━━ Entries provided

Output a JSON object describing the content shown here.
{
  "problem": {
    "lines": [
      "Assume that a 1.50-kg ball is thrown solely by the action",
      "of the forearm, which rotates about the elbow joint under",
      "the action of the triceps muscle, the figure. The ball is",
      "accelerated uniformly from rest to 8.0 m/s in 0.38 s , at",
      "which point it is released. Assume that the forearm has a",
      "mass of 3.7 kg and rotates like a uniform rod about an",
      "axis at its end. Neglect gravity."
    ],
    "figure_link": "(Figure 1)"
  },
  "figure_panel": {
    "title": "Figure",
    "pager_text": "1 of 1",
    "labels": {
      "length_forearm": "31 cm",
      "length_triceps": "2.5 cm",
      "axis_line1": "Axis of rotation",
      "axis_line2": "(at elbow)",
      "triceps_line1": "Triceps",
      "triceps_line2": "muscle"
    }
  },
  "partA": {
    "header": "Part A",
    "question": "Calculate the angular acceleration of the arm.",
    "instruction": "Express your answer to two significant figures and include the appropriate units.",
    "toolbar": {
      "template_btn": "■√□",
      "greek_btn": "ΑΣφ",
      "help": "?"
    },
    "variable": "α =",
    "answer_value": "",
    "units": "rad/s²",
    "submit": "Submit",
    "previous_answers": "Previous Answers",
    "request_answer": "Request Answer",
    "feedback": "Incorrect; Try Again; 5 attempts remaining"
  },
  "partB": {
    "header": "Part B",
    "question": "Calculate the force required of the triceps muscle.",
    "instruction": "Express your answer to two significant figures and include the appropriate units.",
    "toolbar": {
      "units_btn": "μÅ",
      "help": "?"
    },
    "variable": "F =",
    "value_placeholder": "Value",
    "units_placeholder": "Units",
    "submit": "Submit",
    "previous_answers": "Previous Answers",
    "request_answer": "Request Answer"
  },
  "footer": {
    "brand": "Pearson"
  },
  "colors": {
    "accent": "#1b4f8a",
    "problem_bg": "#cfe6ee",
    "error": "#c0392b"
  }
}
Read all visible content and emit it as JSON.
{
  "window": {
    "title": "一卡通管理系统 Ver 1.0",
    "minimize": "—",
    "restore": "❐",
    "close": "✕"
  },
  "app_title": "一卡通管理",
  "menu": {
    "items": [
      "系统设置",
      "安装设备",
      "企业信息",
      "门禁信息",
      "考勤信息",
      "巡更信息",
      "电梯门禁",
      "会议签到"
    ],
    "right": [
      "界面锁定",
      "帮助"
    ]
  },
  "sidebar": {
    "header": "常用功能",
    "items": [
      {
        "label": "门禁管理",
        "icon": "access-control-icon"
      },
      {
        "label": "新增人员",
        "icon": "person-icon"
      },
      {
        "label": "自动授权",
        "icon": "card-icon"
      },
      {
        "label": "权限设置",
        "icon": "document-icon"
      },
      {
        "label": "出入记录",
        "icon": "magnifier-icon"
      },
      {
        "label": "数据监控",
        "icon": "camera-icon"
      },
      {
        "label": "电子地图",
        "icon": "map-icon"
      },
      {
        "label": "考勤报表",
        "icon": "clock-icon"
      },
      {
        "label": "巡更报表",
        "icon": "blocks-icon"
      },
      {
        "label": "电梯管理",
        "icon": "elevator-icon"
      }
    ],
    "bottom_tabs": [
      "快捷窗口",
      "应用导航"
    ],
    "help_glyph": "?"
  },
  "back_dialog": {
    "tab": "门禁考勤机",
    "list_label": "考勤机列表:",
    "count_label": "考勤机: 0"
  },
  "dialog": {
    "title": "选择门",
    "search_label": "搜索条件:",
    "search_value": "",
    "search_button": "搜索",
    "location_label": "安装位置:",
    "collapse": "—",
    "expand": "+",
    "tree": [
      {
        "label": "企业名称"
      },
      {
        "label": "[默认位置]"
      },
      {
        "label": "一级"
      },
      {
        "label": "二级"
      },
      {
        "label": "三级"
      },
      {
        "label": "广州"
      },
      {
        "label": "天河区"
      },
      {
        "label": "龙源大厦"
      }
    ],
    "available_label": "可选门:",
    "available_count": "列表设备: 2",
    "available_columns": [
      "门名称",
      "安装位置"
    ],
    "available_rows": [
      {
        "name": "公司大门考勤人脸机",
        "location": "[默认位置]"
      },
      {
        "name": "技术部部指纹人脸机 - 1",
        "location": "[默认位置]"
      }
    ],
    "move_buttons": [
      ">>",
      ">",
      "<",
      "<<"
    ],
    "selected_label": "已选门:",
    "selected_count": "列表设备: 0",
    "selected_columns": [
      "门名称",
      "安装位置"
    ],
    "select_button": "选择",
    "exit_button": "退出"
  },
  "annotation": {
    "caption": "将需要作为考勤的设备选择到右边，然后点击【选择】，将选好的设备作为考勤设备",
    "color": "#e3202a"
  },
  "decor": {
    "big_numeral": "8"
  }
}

━━━━

▶ What is required: Report only how many lines in the listing contain the string "that".

▶ Task solution: 2